#### [Requirement]
Retype the listing that follows, exactly as written.

#### [Source records]
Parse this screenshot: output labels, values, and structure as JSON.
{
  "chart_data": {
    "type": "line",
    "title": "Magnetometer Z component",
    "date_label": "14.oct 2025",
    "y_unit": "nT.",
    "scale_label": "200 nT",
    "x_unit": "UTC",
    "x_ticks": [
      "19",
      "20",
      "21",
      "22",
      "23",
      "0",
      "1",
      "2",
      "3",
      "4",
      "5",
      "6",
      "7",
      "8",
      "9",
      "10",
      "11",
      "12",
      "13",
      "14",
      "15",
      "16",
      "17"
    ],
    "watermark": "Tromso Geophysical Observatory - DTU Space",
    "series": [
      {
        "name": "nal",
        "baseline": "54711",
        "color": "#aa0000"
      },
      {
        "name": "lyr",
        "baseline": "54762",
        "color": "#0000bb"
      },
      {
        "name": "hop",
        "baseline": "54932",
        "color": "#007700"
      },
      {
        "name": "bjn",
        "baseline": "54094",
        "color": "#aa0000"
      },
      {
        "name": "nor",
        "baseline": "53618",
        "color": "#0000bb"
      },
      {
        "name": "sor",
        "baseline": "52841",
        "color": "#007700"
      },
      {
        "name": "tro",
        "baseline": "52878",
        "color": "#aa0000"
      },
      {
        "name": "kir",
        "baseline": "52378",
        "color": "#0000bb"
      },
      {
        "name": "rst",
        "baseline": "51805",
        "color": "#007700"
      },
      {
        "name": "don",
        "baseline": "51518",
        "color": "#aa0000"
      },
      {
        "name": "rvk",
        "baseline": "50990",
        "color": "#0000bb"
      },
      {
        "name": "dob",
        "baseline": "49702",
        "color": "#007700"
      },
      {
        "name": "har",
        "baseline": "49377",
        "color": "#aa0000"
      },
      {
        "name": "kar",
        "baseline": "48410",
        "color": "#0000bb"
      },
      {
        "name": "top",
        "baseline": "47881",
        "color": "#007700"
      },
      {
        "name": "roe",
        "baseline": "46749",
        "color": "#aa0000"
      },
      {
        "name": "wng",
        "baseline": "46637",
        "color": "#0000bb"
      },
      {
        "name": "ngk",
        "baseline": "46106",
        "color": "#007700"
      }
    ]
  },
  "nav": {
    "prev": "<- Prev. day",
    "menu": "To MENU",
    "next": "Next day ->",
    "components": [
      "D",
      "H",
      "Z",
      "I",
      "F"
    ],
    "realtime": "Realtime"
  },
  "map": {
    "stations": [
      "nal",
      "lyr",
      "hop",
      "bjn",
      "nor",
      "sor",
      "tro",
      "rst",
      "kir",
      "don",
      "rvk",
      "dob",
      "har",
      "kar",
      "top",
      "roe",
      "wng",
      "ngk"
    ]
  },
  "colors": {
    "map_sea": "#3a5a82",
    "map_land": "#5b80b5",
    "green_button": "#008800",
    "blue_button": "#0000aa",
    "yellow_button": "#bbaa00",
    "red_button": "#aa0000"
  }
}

#### [Result of this exercise]
Parse this screenshot: output labels, values, and structure as JSON.
{
  "chart_data": {
    "type": "line",
    "title": "Magnetometer Z component",
    "date_label": "14.oct 2025",
    "y_unit": "nT.",
    "scale_label": "200 nT",
    "x_unit": "UTC",
    "x_ticks": [
      "19",
      "20",
      "21",
      "22",
      "23",
      "0",
      "1",
      "2",
      "3",
      "4",
      "5",
      "6",
      "7",
      "8",
      "9",
      "10",
      "11",
      "12",
      "13",
      "14",
      "15",
      "16",
      "17"
    ],
    "watermark": "Tromso Geophysical Observatory - DTU Space",
    "series": [
      {
        "name": "nal",
        "baseline": "54711",
        "color": "#aa0000"
      },
      {
        "name": "lyr",
        "baseline": "54762",
        "color": "#0000bb"
      },
      {
        "name": "hop",
        "baseline": "54932",
        "color": "#007700"
      },
      {
        "name": "bjn",
        "baseline": "54094",
        "color": "#aa0000"
      },
      {
        "name": "nor",
        "baseline": "53618",
        "color": "#0000bb"
      },
      {
        "name": "sor",
        "baseline": "52841",
        "color": "#007700"
      },
      {
        "name": "tro",
        "baseline": "52878",
        "color": "#aa0000"
      },
      {
        "name": "kir",
        "baseline": "52378",
        "color": "#0000bb"
      },
      {
        "name": "rst",
        "baseline": "51805",
        "color": "#007700"
      },
      {
        "name": "don",
        "baseline": "51518",
        "color": "#aa0000"
      },
      {
        "name": "rvk",
        "baseline": "50990",
        "color": "#0000bb"
      },
      {
        "name": "dob",
        "baseline": "49702",
        "color": "#007700"
      },
      {
        "name": "har",
        "baseline": "49377",
        "color": "#aa0000"
      },
      {
        "name": "kar",
        "baseline": "48410",
        "color": "#0000bb"
      },
      {
        "name": "top",
        "baseline": "47881",
        "color": "#007700"
      },
      {
        "name": "roe",
        "baseline": "46749",
        "color": "#aa0000"
      },
      {
        "name": "wng",
        "baseline": "46637",
        "color": "#0000bb"
      },
      {
        "name": "ngk",
        "baseline": "46106",
        "color": "#007700"
      }
    ]
  },
  "nav": {
    "prev": "<- Prev. day",
    "menu": "To MENU",
    "next": "Next day ->",
    "components": [
      "D",
      "H",
      "Z",
      "I",
      "F"
    ],
    "realtime": "Realtime"
  },
  "map": {
    "stations": [
      "nal",
      "lyr",
      "hop",
      "bjn",
      "nor",
      "sor",
      "tro",
      "rst",
      "kir",
      "don",
      "rvk",
      "dob",
      "har",
      "kar",
      "top",
      "roe",
      "wng",
      "ngk"
    ]
  },
  "colors": {
    "map_sea": "#3a5a82",
    "map_land": "#5b80b5",
    "green_button": "#008800",
    "blue_button": "#0000aa",
    "yellow_button": "#bbaa00",
    "red_button": "#aa0000"
  }
}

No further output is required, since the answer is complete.